Repeat the lines of the records verbatim, beginning at the line that contains "nav-item-3[interactable]: ▤ دارایی‌ها: [1458, 8, 1554, 46]" and stopping after the line that contains "table-row[interactable]: ☆ XRP/IRR".

Excerpted records =
.....
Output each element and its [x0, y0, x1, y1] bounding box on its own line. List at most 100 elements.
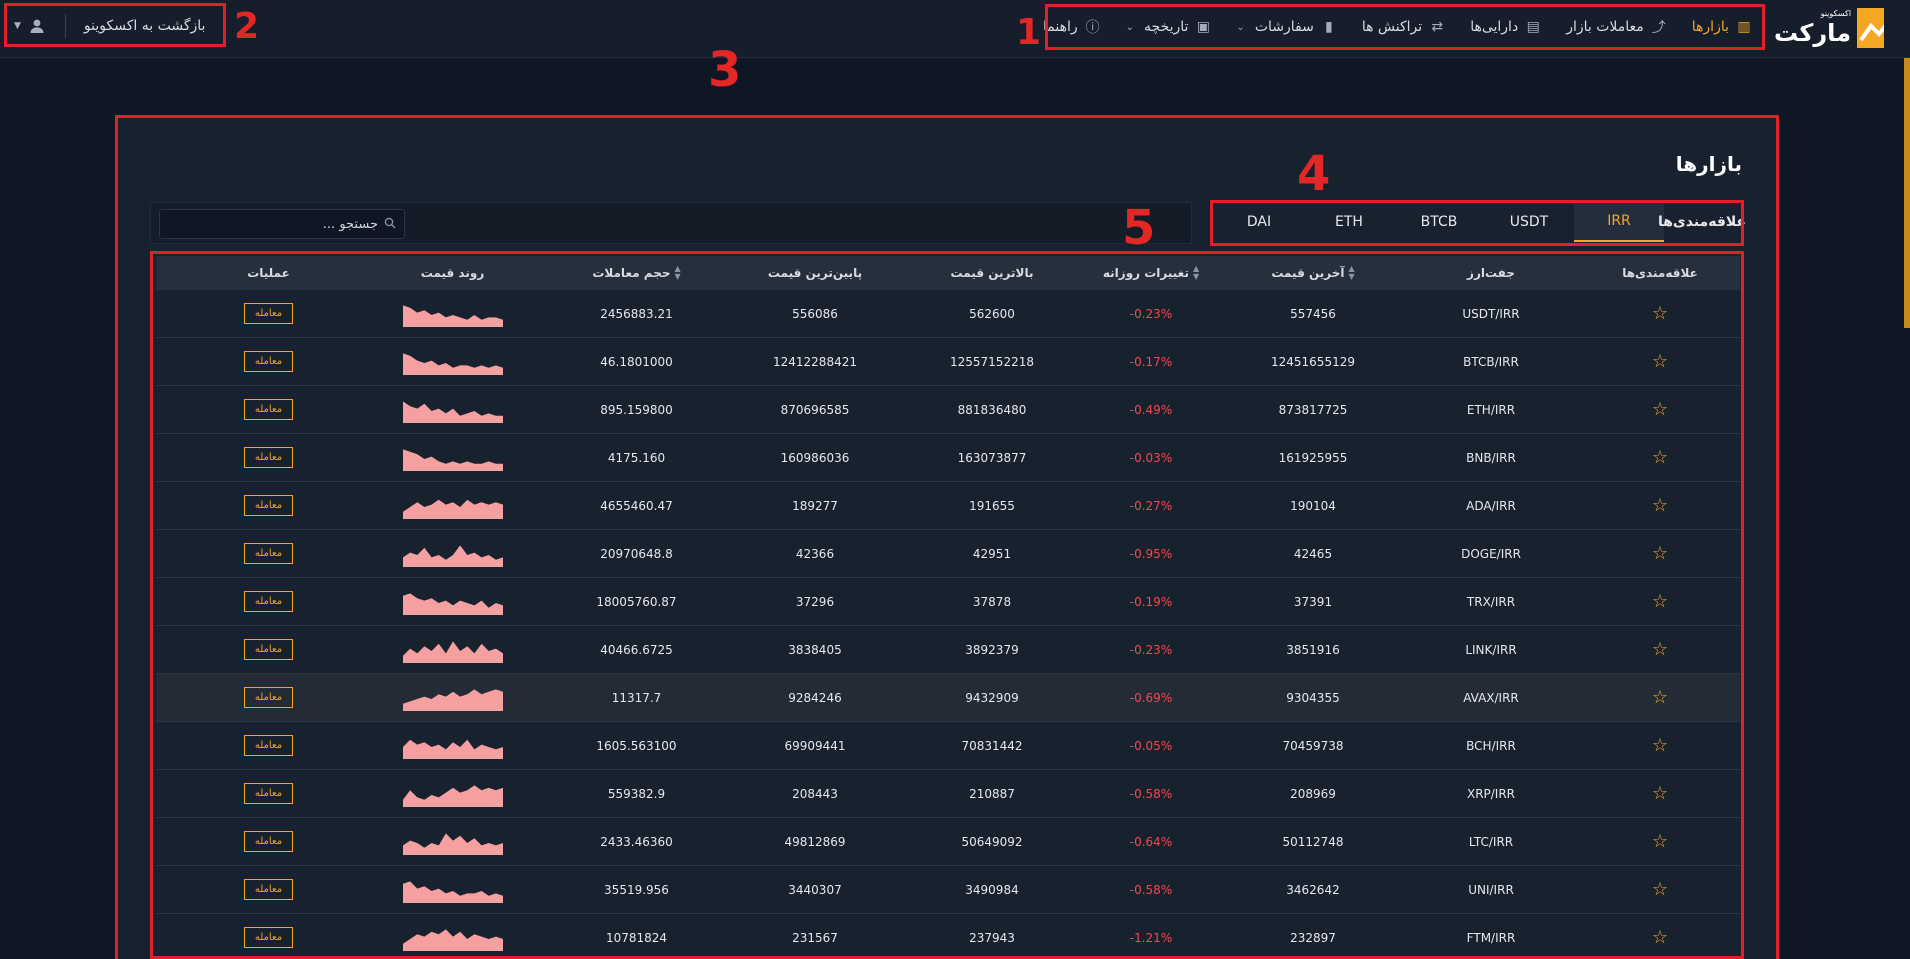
nav-item-3[interactable]: ▤ دارایی‌ها: [1458, 8, 1554, 46]
table-row[interactable]: ☆ FTM/IRR 232897 -1.21% 237943 231567 10781824…: [156, 914, 1740, 959]
market-tabs: علاقه‌مندی‌ها IRR USDT BTCB ETH DAI: [1214, 202, 1746, 242]
table-row[interactable]: ☆ XRP/IRR 208969 -0.58% 210887 208443 559382.9…: [156, 770, 1740, 818]
user-icon[interactable]: [25, 14, 49, 38]
pair-cell-value: DOGE/IRR: [1461, 546, 1521, 561]
sparkline-chart: [402, 928, 503, 951]
search-input[interactable]: [168, 216, 378, 232]
star-icon[interactable]: ☆: [1652, 879, 1668, 900]
trade-button[interactable]: معامله: [243, 447, 294, 468]
sparkline-area: [402, 739, 503, 759]
sparkline-area: [402, 448, 503, 471]
star-icon[interactable]: ☆: [1652, 591, 1668, 612]
table-row[interactable]: ☆ BTCB/IRR 12451655129 -0.17% 12557152218 124…: [156, 338, 1740, 386]
table-row[interactable]: ☆ LINK/IRR 3851916 -0.23% 3892379 3838405 4046…: [156, 626, 1740, 674]
high-price-cell-value: 70831442: [961, 738, 1023, 753]
table-row[interactable]: ☆ LTC/IRR 50112748 -0.64% 50649092 49812869 24…: [156, 818, 1740, 866]
star-icon[interactable]: ☆: [1652, 831, 1668, 852]
column-header-3[interactable]: آخرین قیمت ▲ ▼: [1224, 265, 1402, 281]
star-icon[interactable]: ☆: [1652, 303, 1668, 324]
sort-icon[interactable]: ▲ ▼: [1349, 265, 1355, 281]
column-header-1: علاقه‌مندی‌ها: [1580, 266, 1740, 280]
trade-button[interactable]: معامله: [243, 303, 294, 324]
high-price-cell-value: 12557152218: [950, 354, 1034, 369]
nav-item-label: معاملات بازار: [1566, 19, 1644, 35]
trade-button[interactable]: معامله: [243, 783, 294, 804]
star-icon[interactable]: ☆: [1652, 495, 1668, 516]
favorite-cell: ☆: [1580, 495, 1740, 516]
daily-change-cell-value: -1.21%: [1129, 930, 1173, 945]
column-header-4[interactable]: تغییرات روزانه ▲ ▼: [1078, 265, 1224, 281]
last-price-cell-value: 70459738: [1282, 738, 1344, 753]
markets-panel: بازارها علاقه‌مندی‌هاIRRUSDTBTCBETHDAI ع…: [118, 118, 1776, 959]
table-row[interactable]: ☆ TRX/IRR 37391 -0.19% 37878 37296 18005760.87…: [156, 578, 1740, 626]
column-header-7[interactable]: حجم معاملات ▲ ▼: [549, 265, 724, 281]
pair-cell-value: LINK/IRR: [1465, 642, 1517, 657]
table-row[interactable]: ☆ DOGE/IRR 42465 -0.95% 42951 42366 20970648.8…: [156, 530, 1740, 578]
marker-1: 1: [1016, 12, 1042, 53]
tab-usdt[interactable]: USDT: [1484, 202, 1574, 242]
tab-dai[interactable]: DAI: [1214, 202, 1304, 242]
tab-eth[interactable]: ETH: [1304, 202, 1394, 242]
star-icon[interactable]: ☆: [1652, 639, 1668, 660]
back-to-excoino-link[interactable]: بازگشت به اکسکوینو: [84, 18, 206, 34]
table-row[interactable]: ☆ BNB/IRR 161925955 -0.03% 163073877 16098603…: [156, 434, 1740, 482]
tab-btcb[interactable]: BTCB: [1394, 202, 1484, 242]
trade-button[interactable]: معامله: [243, 687, 294, 708]
table-row[interactable]: ☆ AVAX/IRR 9304355 -0.69% 9432909 9284246 1131…: [156, 674, 1740, 722]
marker-3: 3: [708, 42, 742, 98]
table-row[interactable]: ☆ USDT/IRR 557456 -0.23% 562600 556086 2456883…: [156, 290, 1740, 338]
scrollbar[interactable]: [1904, 58, 1910, 328]
last-price-cell-value: 37391: [1293, 594, 1333, 609]
volume-cell-value: 2433.46360: [600, 834, 673, 849]
tab-irr[interactable]: IRR: [1574, 202, 1664, 242]
trade-button[interactable]: معامله: [243, 399, 294, 420]
caret-down-icon[interactable]: ▼: [14, 21, 21, 31]
nav-item-4[interactable]: ⇄ تراکنش ها: [1350, 8, 1458, 46]
sort-icon[interactable]: ▲ ▼: [675, 265, 681, 281]
nav-item-6[interactable]: ▣ تاریخچه ⌄: [1114, 8, 1225, 46]
star-icon[interactable]: ☆: [1652, 927, 1668, 948]
trade-button[interactable]: معامله: [243, 735, 294, 756]
trade-button[interactable]: معامله: [243, 543, 294, 564]
star-icon[interactable]: ☆: [1652, 687, 1668, 708]
star-icon[interactable]: ☆: [1652, 351, 1668, 372]
nav-item-7[interactable]: ⓘ راهنما: [1031, 8, 1114, 46]
sparkline-area: [402, 352, 503, 375]
trade-button[interactable]: معامله: [243, 639, 294, 660]
star-icon[interactable]: ☆: [1652, 399, 1668, 420]
sort-icon[interactable]: ▲ ▼: [1193, 265, 1199, 281]
high-price-cell-value: 3892379: [965, 642, 1019, 657]
trade-button[interactable]: معامله: [243, 831, 294, 852]
low-price-cell-value: 3440307: [788, 882, 842, 897]
star-icon[interactable]: ☆: [1652, 735, 1668, 756]
last-price-cell-value: 9304355: [1286, 690, 1340, 705]
last-price-cell: 37391: [1224, 595, 1402, 609]
table-row[interactable]: ☆ ADA/IRR 190104 -0.27% 191655 189277 4655460.…: [156, 482, 1740, 530]
table-row[interactable]: ☆ BCH/IRR 70459738 -0.05% 70831442 69909441 16…: [156, 722, 1740, 770]
tab-favorites[interactable]: علاقه‌مندی‌ها: [1658, 202, 1746, 242]
table-row[interactable]: ☆ ETH/IRR 873817725 -0.49% 881836480 87069658…: [156, 386, 1740, 434]
nav-item-1[interactable]: ▥ بازارها: [1680, 8, 1765, 46]
nav-item-5[interactable]: ▮ سفارشات ⌄: [1224, 8, 1349, 46]
table-row[interactable]: ☆ UNI/IRR 3462642 -0.58% 3490984 3440307 35519…: [156, 866, 1740, 914]
trade-button[interactable]: معامله: [243, 495, 294, 516]
trade-button[interactable]: معامله: [243, 591, 294, 612]
nav-item-2[interactable]: ⤴ معاملات بازار: [1554, 8, 1680, 46]
star-icon[interactable]: ☆: [1652, 447, 1668, 468]
logo[interactable]: اکسکوینو مارکت: [1774, 5, 1884, 51]
star-icon[interactable]: ☆: [1652, 783, 1668, 804]
daily-change-cell-value: -0.03%: [1129, 450, 1173, 465]
sparkline-area: [402, 880, 503, 903]
nav-item-label: تاریخچه: [1144, 19, 1189, 35]
star-icon[interactable]: ☆: [1652, 543, 1668, 564]
last-price-cell: 3462642: [1224, 883, 1402, 897]
trade-button[interactable]: معامله: [243, 879, 294, 900]
volume-cell: 18005760.87: [549, 595, 724, 609]
volume-cell-value: 40466.6725: [600, 642, 673, 657]
daily-change-cell-value: -0.58%: [1129, 882, 1173, 897]
trade-button[interactable]: معامله: [243, 351, 294, 372]
daily-change-cell-value: -0.23%: [1129, 642, 1173, 657]
nav-item-label: تراکنش ها: [1361, 19, 1423, 35]
volume-cell-value: 18005760.87: [596, 594, 677, 609]
trade-button[interactable]: معامله: [243, 927, 294, 948]
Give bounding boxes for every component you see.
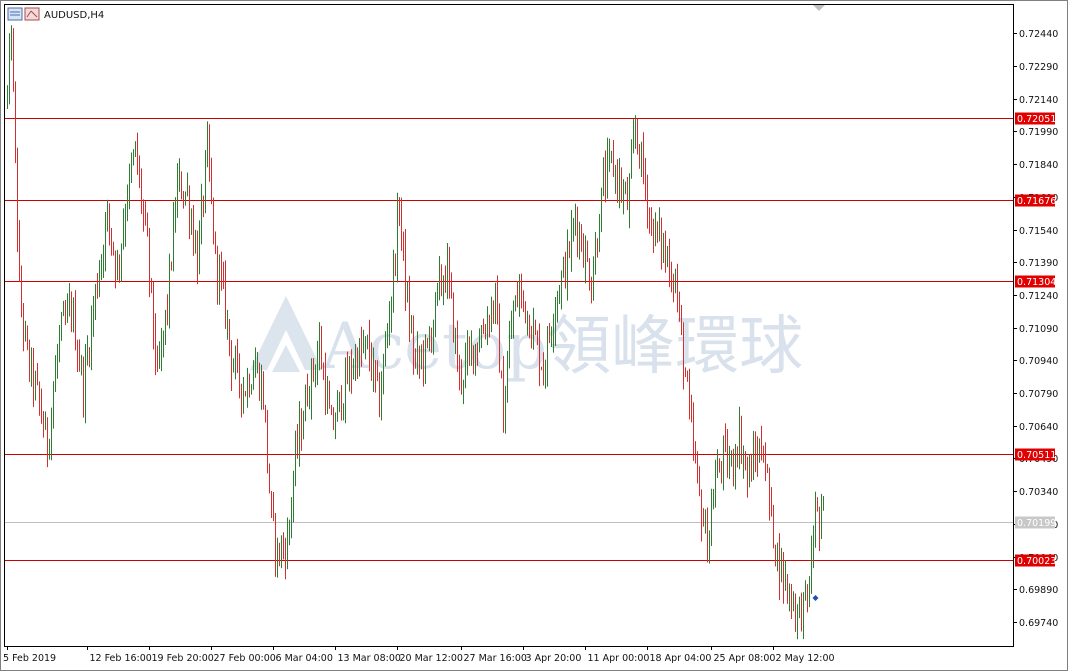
.....
Correct answer =
nav-item-3[interactable]: ▤ دارایی‌ها: [1458, 8, 1554, 46]
table-row[interactable]: ☆ FTM/IRR 232897 -1.21% 237943 231567 10781824…: [156, 914, 1740, 959]
market-tabs: علاقه‌مندی‌ها IRR USDT BTCB ETH DAI: [1214, 202, 1746, 242]
table-row[interactable]: ☆ XRP/IRR 208969 -0.58% 210887 208443 559382.9…: [156, 770, 1740, 818]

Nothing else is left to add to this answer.